## Exercise prompt
Strip out all images, then restate the data verbatim.

◇ ◇ ◇

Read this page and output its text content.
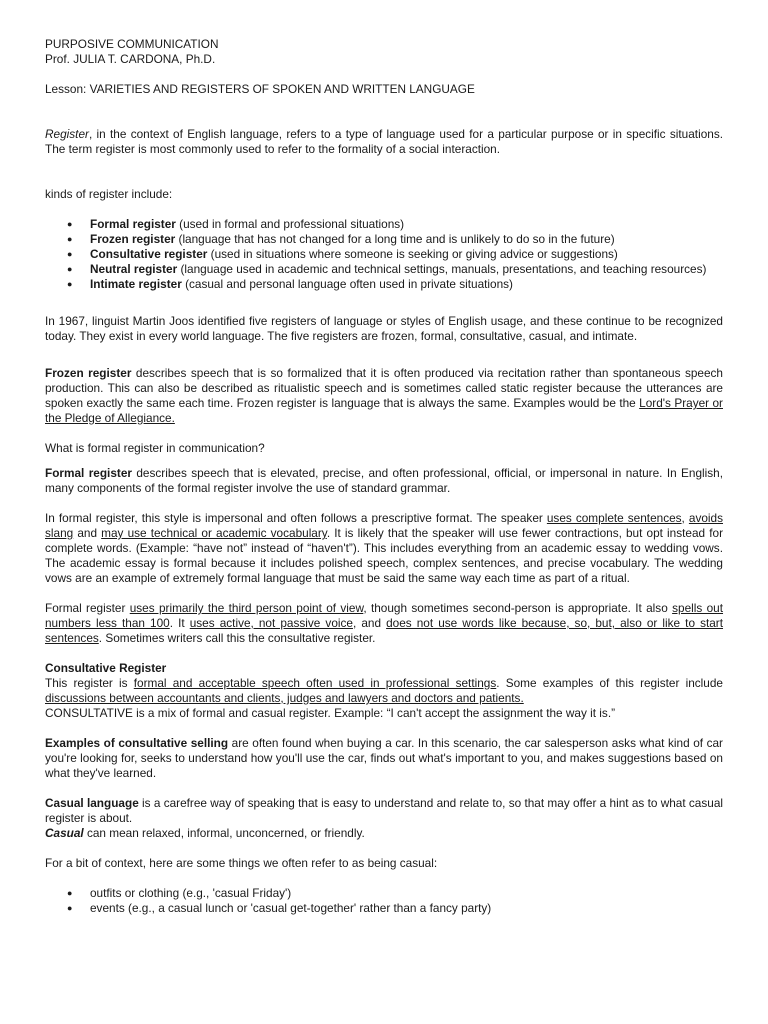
PURPOSIVE COMMUNICATION

Prof. JULIA T. CARDONA, Ph.D.

Lesson: VARIETIES AND REGISTERS OF SPOKEN AND WRITTEN LANGUAGE

Register, in the context of English language, refers to a type of language used for a particular purpose or in specific situations. The term register is most commonly used to refer to the formality of a social interaction.

kinds of register include:

● Formal register (used in formal and professional situations)
● Frozen register (language that has not changed for a long time and is unlikely to do so in the future)
● Consultative register (used in situations where someone is seeking or giving advice or suggestions)
● Neutral register (language used in academic and technical settings, manuals, presentations, and teaching resources)
● Intimate register (casual and personal language often used in private situations)

In 1967, linguist Martin Joos identified five registers of language or styles of English usage, and these continue to be recognized today. They exist in every world language. The five registers are frozen, formal, consultative, casual, and intimate.

Frozen register describes speech that is so formalized that it is often produced via recitation rather than spontaneous speech production. This can also be described as ritualistic speech and is sometimes called static register because the utterances are spoken exactly the same each time. Frozen register is language that is always the same. Examples would be the Lord's Prayer or the Pledge of Allegiance.

What is formal register in communication?

Formal register describes speech that is elevated, precise, and often professional, official, or impersonal in nature. In English, many components of the formal register involve the use of standard grammar.

In formal register, this style is impersonal and often follows a prescriptive format. The speaker uses complete sentences, avoids slang and may use technical or academic vocabulary. It is likely that the speaker will use fewer contractions, but opt instead for complete words. (Example: “have not” instead of “haven't”). This includes everything from an academic essay to wedding vows. The academic essay is formal because it includes polished speech, complex sentences, and precise vocabulary. The wedding vows are an example of extremely formal language that must be said the same way each time as part of a ritual.

Formal register uses primarily the third person point of view, though sometimes second-person is appropriate. It also spells out numbers less than 100. It uses active, not passive voice, and does not use words like because, so, but, also or like to start sentences. Sometimes writers call this the consultative register.

Consultative Register

This register is formal and acceptable speech often used in professional settings. Some examples of this register include discussions between accountants and clients, judges and lawyers and doctors and patients.

CONSULTATIVE is a mix of formal and casual register. Example: “I can't accept the assignment the way it is.”

Examples of consultative selling are often found when buying a car. In this scenario, the car salesperson asks what kind of car you're looking for, seeks to understand how you'll use the car, finds out what's important to you, and makes suggestions based on what they've learned.

Casual language is a carefree way of speaking that is easy to understand and relate to, so that may offer a hint as to what casual register is about.

Casual can mean relaxed, informal, unconcerned, or friendly.

For a bit of context, here are some things we often refer to as being casual:

● outfits or clothing (e.g., 'casual Friday')
● events (e.g., a casual lunch or 'casual get-together' rather than a fancy party)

◇ ◇ ◇

## Exercise answer
Read this page and output its text content.
PURPOSIVE COMMUNICATION

Prof. JULIA T. CARDONA, Ph.D.

Lesson: VARIETIES AND REGISTERS OF SPOKEN AND WRITTEN LANGUAGE

Register, in the context of English language, refers to a type of language used for a particular purpose or in specific situations. The term register is most commonly used to refer to the formality of a social interaction.

kinds of register include:

● Formal register (used in formal and professional situations)
● Frozen register (language that has not changed for a long time and is unlikely to do so in the future)
● Consultative register (used in situations where someone is seeking or giving advice or suggestions)
● Neutral register (language used in academic and technical settings, manuals, presentations, and teaching resources)
● Intimate register (casual and personal language often used in private situations)

In 1967, linguist Martin Joos identified five registers of language or styles of English usage, and these continue to be recognized today. They exist in every world language. The five registers are frozen, formal, consultative, casual, and intimate.

Frozen register describes speech that is so formalized that it is often produced via recitation rather than spontaneous speech production. This can also be described as ritualistic speech and is sometimes called static register because the utterances are spoken exactly the same each time. Frozen register is language that is always the same. Examples would be the Lord's Prayer or the Pledge of Allegiance.

What is formal register in communication?

Formal register describes speech that is elevated, precise, and often professional, official, or impersonal in nature. In English, many components of the formal register involve the use of standard grammar.

In formal register, this style is impersonal and often follows a prescriptive format. The speaker uses complete sentences, avoids slang and may use technical or academic vocabulary. It is likely that the speaker will use fewer contractions, but opt instead for complete words. (Example: “have not” instead of “haven't”). This includes everything from an academic essay to wedding vows. The academic essay is formal because it includes polished speech, complex sentences, and precise vocabulary. The wedding vows are an example of extremely formal language that must be said the same way each time as part of a ritual.

Formal register uses primarily the third person point of view, though sometimes second-person is appropriate. It also spells out numbers less than 100. It uses active, not passive voice, and does not use words like because, so, but, also or like to start sentences. Sometimes writers call this the consultative register.

Consultative Register

This register is formal and acceptable speech often used in professional settings. Some examples of this register include discussions between accountants and clients, judges and lawyers and doctors and patients.

CONSULTATIVE is a mix of formal and casual register. Example: “I can't accept the assignment the way it is.”

Examples of consultative selling are often found when buying a car. In this scenario, the car salesperson asks what kind of car you're looking for, seeks to understand how you'll use the car, finds out what's important to you, and makes suggestions based on what they've learned.

Casual language is a carefree way of speaking that is easy to understand and relate to, so that may offer a hint as to what casual register is about.

Casual can mean relaxed, informal, unconcerned, or friendly.

For a bit of context, here are some things we often refer to as being casual:

● outfits or clothing (e.g., 'casual Friday')
● events (e.g., a casual lunch or 'casual get-together' rather than a fancy party)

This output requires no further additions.